##### Material to process

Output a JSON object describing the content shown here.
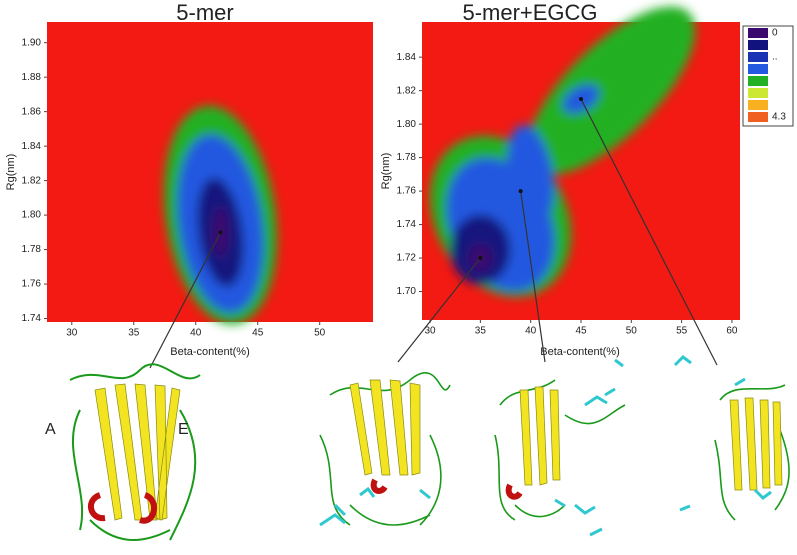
{
  "chart_data": [
    {
      "type": "heatmap",
      "title": "5-mer",
      "xlabel": "Beta-content(%)",
      "ylabel": "Rg(nm)",
      "xlim": [
        28,
        54.3
      ],
      "ylim": [
        1.738,
        1.912
      ],
      "xticks": [
        30,
        35,
        40,
        45,
        50
      ],
      "yticks": [
        {
          "value": 1.74,
          "label": "1.74"
        },
        {
          "value": 1.76,
          "label": "1.76"
        },
        {
          "value": 1.78,
          "label": "1.78"
        },
        {
          "value": 1.8,
          "label": "1.80"
        },
        {
          "value": 1.82,
          "label": "1.82"
        },
        {
          "value": 1.84,
          "label": "1.84"
        },
        {
          "value": 1.86,
          "label": "1.86"
        },
        {
          "value": 1.88,
          "label": "1.88"
        },
        {
          "value": 1.9,
          "label": "1.90"
        }
      ],
      "arrow_points": {
        "x": [
          42
        ],
        "y": [
          1.79
        ]
      }
    },
    {
      "type": "heatmap",
      "title": "5-mer+EGCG",
      "xlabel": "Beta-content(%)",
      "ylabel": "Rg(nm)",
      "xlim": [
        29.2,
        60.8
      ],
      "ylim": [
        1.683,
        1.861
      ],
      "xticks": [
        30,
        35,
        40,
        45,
        50,
        55,
        60
      ],
      "yticks": [
        {
          "value": 1.7,
          "label": "1.70"
        },
        {
          "value": 1.72,
          "label": "1.72"
        },
        {
          "value": 1.74,
          "label": "1.74"
        },
        {
          "value": 1.76,
          "label": "1.76"
        },
        {
          "value": 1.78,
          "label": "1.78"
        },
        {
          "value": 1.8,
          "label": "1.80"
        },
        {
          "value": 1.82,
          "label": "1.82"
        },
        {
          "value": 1.84,
          "label": "1.84"
        }
      ],
      "arrow_points": {
        "x": [
          35,
          39,
          45
        ],
        "y": [
          1.72,
          1.76,
          1.815
        ]
      },
      "colorbar": {
        "colors": [
          "#3a0a6e",
          "#12127e",
          "#1a32b4",
          "#2358e0",
          "#22b024",
          "#cce832",
          "#f8b020",
          "#f06020"
        ],
        "labels": [
          "0",
          null,
          "..",
          null,
          null,
          null,
          null,
          "4.3"
        ]
      }
    }
  ],
  "annotations": [
    "A",
    "E"
  ]
}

##########

### What you will do
Reproduce every line exactly and omit all pictures.

### Output
Output a JSON object describing the content shown here.
{
  "chart_data": [
    {
      "type": "heatmap",
      "title": "5-mer",
      "xlabel": "Beta-content(%)",
      "ylabel": "Rg(nm)",
      "xlim": [
        28,
        54.3
      ],
      "ylim": [
        1.738,
        1.912
      ],
      "xticks": [
        30,
        35,
        40,
        45,
        50
      ],
      "yticks": [
        {
          "value": 1.74,
          "label": "1.74"
        },
        {
          "value": 1.76,
          "label": "1.76"
        },
        {
          "value": 1.78,
          "label": "1.78"
        },
        {
          "value": 1.8,
          "label": "1.80"
        },
        {
          "value": 1.82,
          "label": "1.82"
        },
        {
          "value": 1.84,
          "label": "1.84"
        },
        {
          "value": 1.86,
          "label": "1.86"
        },
        {
          "value": 1.88,
          "label": "1.88"
        },
        {
          "value": 1.9,
          "label": "1.90"
        }
      ],
      "arrow_points": {
        "x": [
          42
        ],
        "y": [
          1.79
        ]
      }
    },
    {
      "type": "heatmap",
      "title": "5-mer+EGCG",
      "xlabel": "Beta-content(%)",
      "ylabel": "Rg(nm)",
      "xlim": [
        29.2,
        60.8
      ],
      "ylim": [
        1.683,
        1.861
      ],
      "xticks": [
        30,
        35,
        40,
        45,
        50,
        55,
        60
      ],
      "yticks": [
        {
          "value": 1.7,
          "label": "1.70"
        },
        {
          "value": 1.72,
          "label": "1.72"
        },
        {
          "value": 1.74,
          "label": "1.74"
        },
        {
          "value": 1.76,
          "label": "1.76"
        },
        {
          "value": 1.78,
          "label": "1.78"
        },
        {
          "value": 1.8,
          "label": "1.80"
        },
        {
          "value": 1.82,
          "label": "1.82"
        },
        {
          "value": 1.84,
          "label": "1.84"
        }
      ],
      "arrow_points": {
        "x": [
          35,
          39,
          45
        ],
        "y": [
          1.72,
          1.76,
          1.815
        ]
      },
      "colorbar": {
        "colors": [
          "#3a0a6e",
          "#12127e",
          "#1a32b4",
          "#2358e0",
          "#22b024",
          "#cce832",
          "#f8b020",
          "#f06020"
        ],
        "labels": [
          "0",
          null,
          "..",
          null,
          null,
          null,
          null,
          "4.3"
        ]
      }
    }
  ],
  "annotations": [
    "A",
    "E"
  ]
}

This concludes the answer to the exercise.